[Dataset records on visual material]
>>>>
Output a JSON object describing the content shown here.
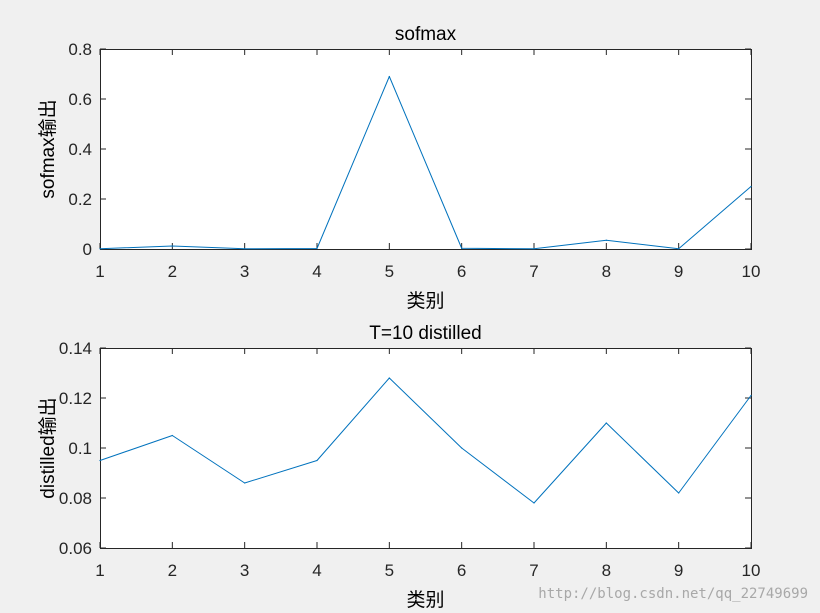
{
  "chart_data": [
    {
      "type": "line",
      "title": "sofmax",
      "xlabel": "类别",
      "ylabel": "sofmax输出",
      "x": [
        1,
        2,
        3,
        4,
        5,
        6,
        7,
        8,
        9,
        10
      ],
      "series": [
        {
          "values": [
            0.001,
            0.012,
            0.001,
            0.002,
            0.69,
            0.003,
            0.001,
            0.035,
            0.001,
            0.25
          ]
        }
      ],
      "xlim": [
        1,
        10
      ],
      "ylim": [
        0,
        0.8
      ],
      "xticks": [
        "1",
        "2",
        "3",
        "4",
        "5",
        "6",
        "7",
        "8",
        "9",
        "10"
      ],
      "yticks": [
        "0",
        "0.2",
        "0.4",
        "0.6",
        "0.8"
      ],
      "line_color": "#0072bd",
      "grid": false
    },
    {
      "type": "line",
      "title": "T=10 distilled",
      "xlabel": "类别",
      "ylabel": "distilled输出",
      "x": [
        1,
        2,
        3,
        4,
        5,
        6,
        7,
        8,
        9,
        10
      ],
      "series": [
        {
          "values": [
            0.095,
            0.105,
            0.086,
            0.095,
            0.128,
            0.1,
            0.078,
            0.11,
            0.082,
            0.121
          ]
        }
      ],
      "xlim": [
        1,
        10
      ],
      "ylim": [
        0.06,
        0.14
      ],
      "xticks": [
        "1",
        "2",
        "3",
        "4",
        "5",
        "6",
        "7",
        "8",
        "9",
        "10"
      ],
      "yticks": [
        "0.06",
        "0.08",
        "0.1",
        "0.12",
        "0.14"
      ],
      "line_color": "#0072bd",
      "grid": false
    }
  ],
  "watermark": "http://blog.csdn.net/qq_22749699"
}
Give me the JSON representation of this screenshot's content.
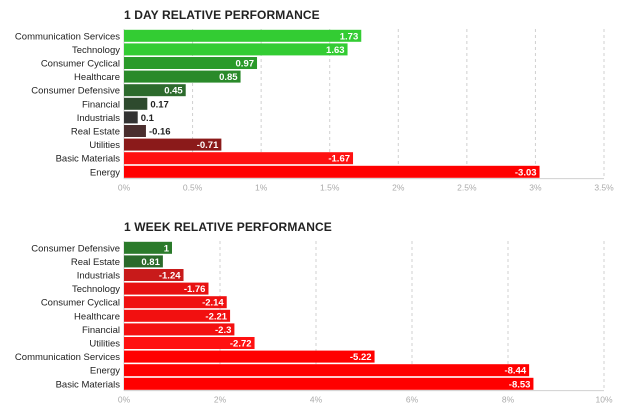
{
  "chart_data": [
    {
      "type": "bar",
      "orientation": "horizontal",
      "title": "1 DAY RELATIVE PERFORMANCE",
      "categories": [
        "Communication Services",
        "Technology",
        "Consumer Cyclical",
        "Healthcare",
        "Consumer Defensive",
        "Financial",
        "Industrials",
        "Real Estate",
        "Utilities",
        "Basic Materials",
        "Energy"
      ],
      "values": [
        1.73,
        1.63,
        0.97,
        0.85,
        0.45,
        0.17,
        0.1,
        -0.16,
        -0.71,
        -1.67,
        -3.03
      ],
      "value_labels": [
        "1.73",
        "1.63",
        "0.97",
        "0.85",
        "0.45",
        "0.17",
        "0.1",
        "-0.16",
        "-0.71",
        "-1.67",
        "-3.03"
      ],
      "xlim": [
        0,
        3.5
      ],
      "ticks": [
        "0%",
        "0.5%",
        "1%",
        "1.5%",
        "2%",
        "2.5%",
        "3%",
        "3.5%"
      ],
      "tick_values": [
        0,
        0.5,
        1,
        1.5,
        2,
        2.5,
        3,
        3.5
      ],
      "grid": true,
      "colors": [
        "#33cc33",
        "#33cc33",
        "#2a9a2a",
        "#2a8a2a",
        "#2d6b2d",
        "#2e4a2e",
        "#333333",
        "#4a2e2e",
        "#8b1a1a",
        "#ff1111",
        "#ff0000"
      ]
    },
    {
      "type": "bar",
      "orientation": "horizontal",
      "title": "1 WEEK RELATIVE PERFORMANCE",
      "categories": [
        "Consumer Defensive",
        "Real Estate",
        "Industrials",
        "Technology",
        "Consumer Cyclical",
        "Healthcare",
        "Financial",
        "Utilities",
        "Communication Services",
        "Energy",
        "Basic Materials"
      ],
      "values": [
        1,
        0.81,
        -1.24,
        -1.76,
        -2.14,
        -2.21,
        -2.3,
        -2.72,
        -5.22,
        -8.44,
        -8.53
      ],
      "value_labels": [
        "1",
        "0.81",
        "-1.24",
        "-1.76",
        "-2.14",
        "-2.21",
        "-2.3",
        "-2.72",
        "-5.22",
        "-8.44",
        "-8.53"
      ],
      "xlim": [
        0,
        10
      ],
      "ticks": [
        "0%",
        "2%",
        "4%",
        "6%",
        "8%",
        "10%"
      ],
      "tick_values": [
        0,
        2,
        4,
        6,
        8,
        10
      ],
      "grid": true,
      "colors": [
        "#2a7a2a",
        "#2a6a2a",
        "#c81a1a",
        "#e81111",
        "#f01010",
        "#f21010",
        "#f41010",
        "#ff1111",
        "#ff0000",
        "#ff0000",
        "#ff0000"
      ]
    }
  ]
}
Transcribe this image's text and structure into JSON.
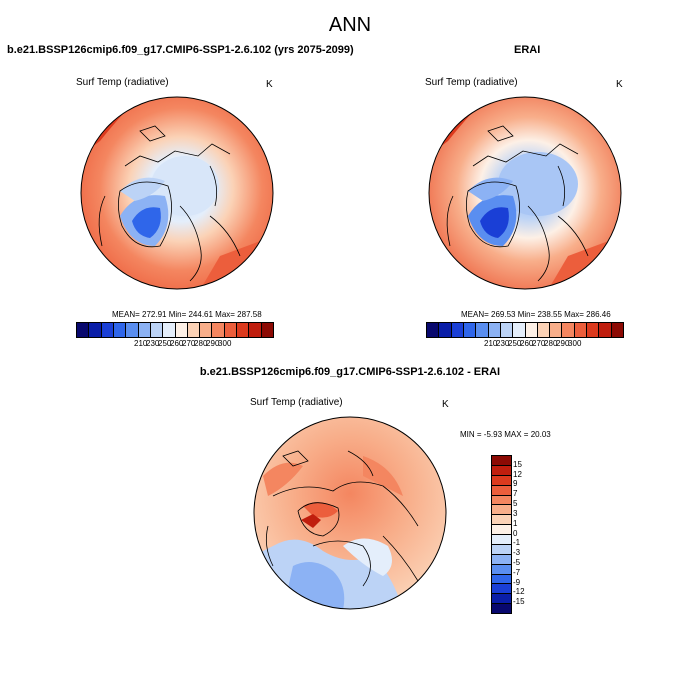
{
  "page_title": "ANN",
  "panels": [
    {
      "title": "b.e21.BSSP126cmip6.f09_g17.CMIP6-SSP1-2.6.102 (yrs 2075-2099)",
      "variable": "Surf Temp (radiative)",
      "units": "K",
      "stats": "MEAN= 272.91  Min= 244.61  Max= 287.58"
    },
    {
      "title": "ERAI",
      "variable": "Surf Temp (radiative)",
      "units": "K",
      "stats": "MEAN= 269.53  Min= 238.55  Max= 286.46"
    },
    {
      "title": "b.e21.BSSP126cmip6.f09_g17.CMIP6-SSP1-2.6.102 - ERAI",
      "variable": "Surf Temp (radiative)",
      "units": "K",
      "stats": "MIN =  -5.93 MAX =  20.03"
    }
  ],
  "colorbar_abs": {
    "labels": [
      "210",
      "230",
      "250",
      "260",
      "270",
      "280",
      "290",
      "300"
    ],
    "colors": [
      "#08086e",
      "#0a1ea8",
      "#1a3fd6",
      "#2f66ea",
      "#5a8ef0",
      "#8cb2f4",
      "#bcd3f6",
      "#e4eefb",
      "#fdf0e6",
      "#fbd2b6",
      "#f8ae8a",
      "#f48660",
      "#ec5e3c",
      "#dc3a1e",
      "#c01e0e",
      "#8c0a04"
    ]
  },
  "colorbar_diff": {
    "labels": [
      "15",
      "12",
      "9",
      "7",
      "5",
      "3",
      "1",
      "0",
      "-1",
      "-3",
      "-5",
      "-7",
      "-9",
      "-12",
      "-15"
    ],
    "colors": [
      "#8c0a04",
      "#c01e0e",
      "#dc3a1e",
      "#ec5e3c",
      "#f48660",
      "#f8ae8a",
      "#fbd2b6",
      "#fdf0e6",
      "#e4eefb",
      "#bcd3f6",
      "#8cb2f4",
      "#5a8ef0",
      "#2f66ea",
      "#1a3fd6",
      "#0a1ea8",
      "#08086e"
    ]
  }
}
<<<<
WHAT YOU SHOULD DO: Retype exactly, please, the span from the line holding "Transcribe this image's" through the closing line of the data, both ends included, without the pictures.

ANSWER TO THE TASK:
Transcribe this image's text and structure into JSON.
{
  "page_title": "ANN",
  "panels": [
    {
      "title": "b.e21.BSSP126cmip6.f09_g17.CMIP6-SSP1-2.6.102 (yrs 2075-2099)",
      "variable": "Surf Temp (radiative)",
      "units": "K",
      "stats": "MEAN= 272.91  Min= 244.61  Max= 287.58"
    },
    {
      "title": "ERAI",
      "variable": "Surf Temp (radiative)",
      "units": "K",
      "stats": "MEAN= 269.53  Min= 238.55  Max= 286.46"
    },
    {
      "title": "b.e21.BSSP126cmip6.f09_g17.CMIP6-SSP1-2.6.102 - ERAI",
      "variable": "Surf Temp (radiative)",
      "units": "K",
      "stats": "MIN =  -5.93 MAX =  20.03"
    }
  ],
  "colorbar_abs": {
    "labels": [
      "210",
      "230",
      "250",
      "260",
      "270",
      "280",
      "290",
      "300"
    ],
    "colors": [
      "#08086e",
      "#0a1ea8",
      "#1a3fd6",
      "#2f66ea",
      "#5a8ef0",
      "#8cb2f4",
      "#bcd3f6",
      "#e4eefb",
      "#fdf0e6",
      "#fbd2b6",
      "#f8ae8a",
      "#f48660",
      "#ec5e3c",
      "#dc3a1e",
      "#c01e0e",
      "#8c0a04"
    ]
  },
  "colorbar_diff": {
    "labels": [
      "15",
      "12",
      "9",
      "7",
      "5",
      "3",
      "1",
      "0",
      "-1",
      "-3",
      "-5",
      "-7",
      "-9",
      "-12",
      "-15"
    ],
    "colors": [
      "#8c0a04",
      "#c01e0e",
      "#dc3a1e",
      "#ec5e3c",
      "#f48660",
      "#f8ae8a",
      "#fbd2b6",
      "#fdf0e6",
      "#e4eefb",
      "#bcd3f6",
      "#8cb2f4",
      "#5a8ef0",
      "#2f66ea",
      "#1a3fd6",
      "#0a1ea8",
      "#08086e"
    ]
  }
}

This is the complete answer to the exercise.